[Dataset entries]
• • • • •
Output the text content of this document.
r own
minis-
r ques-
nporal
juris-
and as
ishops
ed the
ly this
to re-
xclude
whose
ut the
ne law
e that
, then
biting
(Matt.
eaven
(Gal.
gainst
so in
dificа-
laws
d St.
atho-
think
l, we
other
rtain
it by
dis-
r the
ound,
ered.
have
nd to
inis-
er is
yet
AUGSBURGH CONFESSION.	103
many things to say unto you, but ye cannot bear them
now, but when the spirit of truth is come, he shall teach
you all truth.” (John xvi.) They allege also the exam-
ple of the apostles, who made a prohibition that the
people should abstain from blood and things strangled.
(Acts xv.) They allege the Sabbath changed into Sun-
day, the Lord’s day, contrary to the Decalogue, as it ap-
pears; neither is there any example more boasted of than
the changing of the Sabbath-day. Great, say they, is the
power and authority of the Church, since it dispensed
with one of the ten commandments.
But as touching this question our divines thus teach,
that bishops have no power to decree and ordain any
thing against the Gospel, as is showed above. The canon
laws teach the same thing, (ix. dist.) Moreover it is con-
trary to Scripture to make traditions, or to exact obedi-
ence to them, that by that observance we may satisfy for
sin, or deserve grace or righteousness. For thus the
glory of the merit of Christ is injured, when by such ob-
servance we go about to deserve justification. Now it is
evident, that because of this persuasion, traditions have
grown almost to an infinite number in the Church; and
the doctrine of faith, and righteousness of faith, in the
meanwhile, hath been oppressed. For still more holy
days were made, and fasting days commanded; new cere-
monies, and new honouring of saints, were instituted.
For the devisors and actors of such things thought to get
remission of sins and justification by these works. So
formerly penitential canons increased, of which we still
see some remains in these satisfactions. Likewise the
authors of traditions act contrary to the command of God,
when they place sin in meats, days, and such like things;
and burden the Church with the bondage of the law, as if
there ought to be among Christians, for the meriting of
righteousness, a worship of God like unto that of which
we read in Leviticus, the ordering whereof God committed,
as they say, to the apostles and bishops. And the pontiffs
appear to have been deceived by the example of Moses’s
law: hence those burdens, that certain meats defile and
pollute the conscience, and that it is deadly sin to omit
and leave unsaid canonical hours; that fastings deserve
• • • • •
▸ **Exercise aim**
Among these entries, how many lines include the string "contrary"? Reply with the number by itself.

▸ **Final answer**
2